(Lines of data)
▼
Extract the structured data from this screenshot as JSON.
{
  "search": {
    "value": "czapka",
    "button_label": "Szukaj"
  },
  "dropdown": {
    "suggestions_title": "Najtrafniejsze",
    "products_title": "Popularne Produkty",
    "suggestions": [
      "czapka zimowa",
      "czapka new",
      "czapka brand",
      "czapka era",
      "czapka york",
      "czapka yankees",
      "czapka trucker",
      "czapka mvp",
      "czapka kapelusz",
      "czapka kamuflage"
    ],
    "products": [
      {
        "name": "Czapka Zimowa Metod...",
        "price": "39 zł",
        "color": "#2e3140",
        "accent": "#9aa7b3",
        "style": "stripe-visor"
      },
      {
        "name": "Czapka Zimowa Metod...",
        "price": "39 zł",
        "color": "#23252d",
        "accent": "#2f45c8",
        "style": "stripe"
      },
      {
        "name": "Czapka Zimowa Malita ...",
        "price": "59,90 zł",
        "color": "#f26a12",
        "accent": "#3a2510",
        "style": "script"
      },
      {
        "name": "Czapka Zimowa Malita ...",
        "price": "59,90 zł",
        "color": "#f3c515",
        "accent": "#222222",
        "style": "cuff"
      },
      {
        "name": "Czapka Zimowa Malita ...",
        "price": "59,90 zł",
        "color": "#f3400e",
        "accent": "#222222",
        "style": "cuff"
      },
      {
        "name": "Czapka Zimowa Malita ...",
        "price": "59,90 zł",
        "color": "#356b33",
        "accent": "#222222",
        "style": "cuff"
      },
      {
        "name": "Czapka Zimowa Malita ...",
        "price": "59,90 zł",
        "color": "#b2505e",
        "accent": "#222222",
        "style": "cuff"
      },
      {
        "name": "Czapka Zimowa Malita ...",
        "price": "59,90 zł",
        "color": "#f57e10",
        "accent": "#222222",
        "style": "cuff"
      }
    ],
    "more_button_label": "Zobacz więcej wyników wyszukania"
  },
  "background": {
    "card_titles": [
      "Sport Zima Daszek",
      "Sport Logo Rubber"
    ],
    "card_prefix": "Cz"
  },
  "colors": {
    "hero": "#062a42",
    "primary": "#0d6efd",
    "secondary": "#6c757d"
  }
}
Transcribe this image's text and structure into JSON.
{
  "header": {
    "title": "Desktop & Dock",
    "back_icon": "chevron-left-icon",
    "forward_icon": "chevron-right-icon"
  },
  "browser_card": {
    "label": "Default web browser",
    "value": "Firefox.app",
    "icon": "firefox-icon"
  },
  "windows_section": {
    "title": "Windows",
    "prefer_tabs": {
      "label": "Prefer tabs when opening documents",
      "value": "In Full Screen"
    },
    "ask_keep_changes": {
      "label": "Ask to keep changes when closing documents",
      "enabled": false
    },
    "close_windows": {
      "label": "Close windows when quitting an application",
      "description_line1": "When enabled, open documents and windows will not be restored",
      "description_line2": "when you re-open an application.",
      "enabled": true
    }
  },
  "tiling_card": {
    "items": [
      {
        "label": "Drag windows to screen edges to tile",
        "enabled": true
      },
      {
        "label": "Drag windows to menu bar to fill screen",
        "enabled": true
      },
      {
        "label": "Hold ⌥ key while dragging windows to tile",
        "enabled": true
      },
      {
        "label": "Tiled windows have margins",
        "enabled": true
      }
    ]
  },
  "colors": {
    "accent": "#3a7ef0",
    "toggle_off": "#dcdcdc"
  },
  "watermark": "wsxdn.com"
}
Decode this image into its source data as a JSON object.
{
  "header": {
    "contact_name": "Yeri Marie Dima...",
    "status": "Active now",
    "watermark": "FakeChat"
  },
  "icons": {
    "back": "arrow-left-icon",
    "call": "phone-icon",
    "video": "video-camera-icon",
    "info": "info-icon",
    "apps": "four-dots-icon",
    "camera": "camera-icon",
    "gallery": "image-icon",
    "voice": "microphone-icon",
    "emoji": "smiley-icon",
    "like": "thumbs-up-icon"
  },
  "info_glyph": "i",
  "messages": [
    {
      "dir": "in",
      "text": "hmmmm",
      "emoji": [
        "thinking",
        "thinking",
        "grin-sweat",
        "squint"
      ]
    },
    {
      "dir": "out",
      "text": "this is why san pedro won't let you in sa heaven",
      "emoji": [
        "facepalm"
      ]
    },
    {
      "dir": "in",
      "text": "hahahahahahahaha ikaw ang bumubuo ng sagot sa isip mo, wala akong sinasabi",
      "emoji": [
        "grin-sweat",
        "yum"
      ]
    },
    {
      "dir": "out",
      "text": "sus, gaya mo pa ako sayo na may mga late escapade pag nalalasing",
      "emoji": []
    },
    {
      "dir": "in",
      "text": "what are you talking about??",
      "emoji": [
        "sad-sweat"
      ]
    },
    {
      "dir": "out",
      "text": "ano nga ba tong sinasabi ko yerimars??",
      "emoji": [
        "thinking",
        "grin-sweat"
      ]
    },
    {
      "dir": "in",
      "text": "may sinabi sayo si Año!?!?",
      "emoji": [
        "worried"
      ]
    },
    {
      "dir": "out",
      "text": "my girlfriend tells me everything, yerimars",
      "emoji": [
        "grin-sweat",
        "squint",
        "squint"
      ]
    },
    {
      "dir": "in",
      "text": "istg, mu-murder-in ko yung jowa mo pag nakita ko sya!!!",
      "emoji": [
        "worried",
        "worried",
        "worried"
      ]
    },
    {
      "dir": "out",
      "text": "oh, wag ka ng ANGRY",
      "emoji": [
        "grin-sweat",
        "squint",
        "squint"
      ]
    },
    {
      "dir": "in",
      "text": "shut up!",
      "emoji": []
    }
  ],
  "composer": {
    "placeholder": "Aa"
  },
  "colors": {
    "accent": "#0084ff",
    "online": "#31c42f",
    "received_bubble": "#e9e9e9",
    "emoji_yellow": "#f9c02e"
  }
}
▲
# Task statement:
Give the number of lines in the records above that contain the word "watermark". Reply with that number alone.

# Final result:
2